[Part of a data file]
-- Begin --

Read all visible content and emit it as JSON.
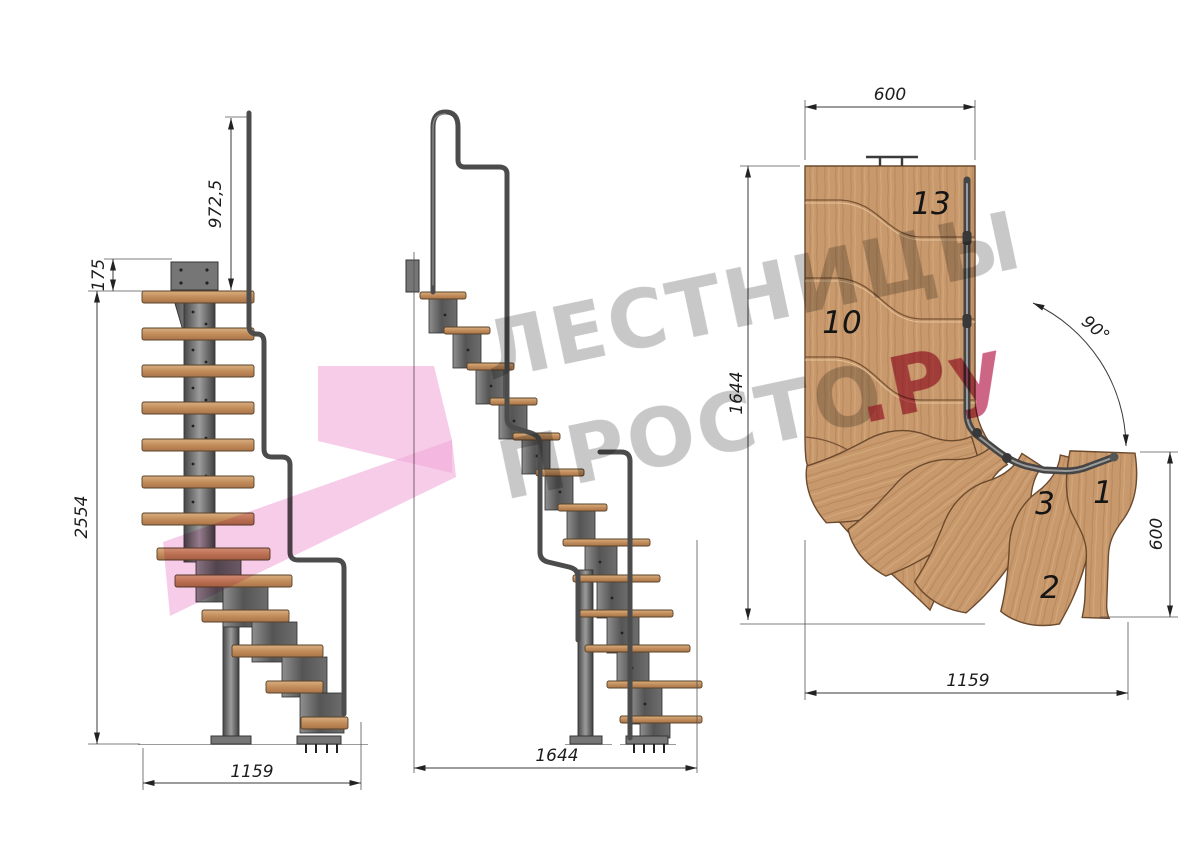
{
  "front_view": {
    "dim_rail_height": "972,5",
    "dim_plate_height": "175",
    "dim_total_height": "2554",
    "dim_width": "1159"
  },
  "side_view": {
    "dim_length": "1644"
  },
  "plan_view": {
    "dim_platform_width": "600",
    "dim_length": "1644",
    "dim_turn_angle": "90°",
    "dim_bottom_run": "600",
    "dim_width": "1159",
    "step_labels": {
      "step13": "13",
      "step10": "10",
      "step3": "3",
      "step1": "1",
      "step2": "2"
    }
  },
  "watermark": {
    "line1": "ЛЕСТНИЦЫ",
    "line2": "ПРОСТО",
    "suffix": ".Ру"
  },
  "colors": {
    "wood": "#c8996c",
    "wood_edge": "#6b4a2e",
    "steel": "#5a5a5a",
    "steel_dark": "#333333",
    "dim_line": "#3a3a3a",
    "watermark_text": "#9a9a9a",
    "watermark_pink": "#f2aadb",
    "watermark_accent": "#c13e66"
  }
}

-- End --

▸ TASK TO CARRY OUT
Copy every record above exactly as written, but leave out the pictures.

▸ COMPLETE ANSWER
Read all visible content and emit it as JSON.
{
  "front_view": {
    "dim_rail_height": "972,5",
    "dim_plate_height": "175",
    "dim_total_height": "2554",
    "dim_width": "1159"
  },
  "side_view": {
    "dim_length": "1644"
  },
  "plan_view": {
    "dim_platform_width": "600",
    "dim_length": "1644",
    "dim_turn_angle": "90°",
    "dim_bottom_run": "600",
    "dim_width": "1159",
    "step_labels": {
      "step13": "13",
      "step10": "10",
      "step3": "3",
      "step1": "1",
      "step2": "2"
    }
  },
  "watermark": {
    "line1": "ЛЕСТНИЦЫ",
    "line2": "ПРОСТО",
    "suffix": ".Ру"
  },
  "colors": {
    "wood": "#c8996c",
    "wood_edge": "#6b4a2e",
    "steel": "#5a5a5a",
    "steel_dark": "#333333",
    "dim_line": "#3a3a3a",
    "watermark_text": "#9a9a9a",
    "watermark_pink": "#f2aadb",
    "watermark_accent": "#c13e66"
  }
}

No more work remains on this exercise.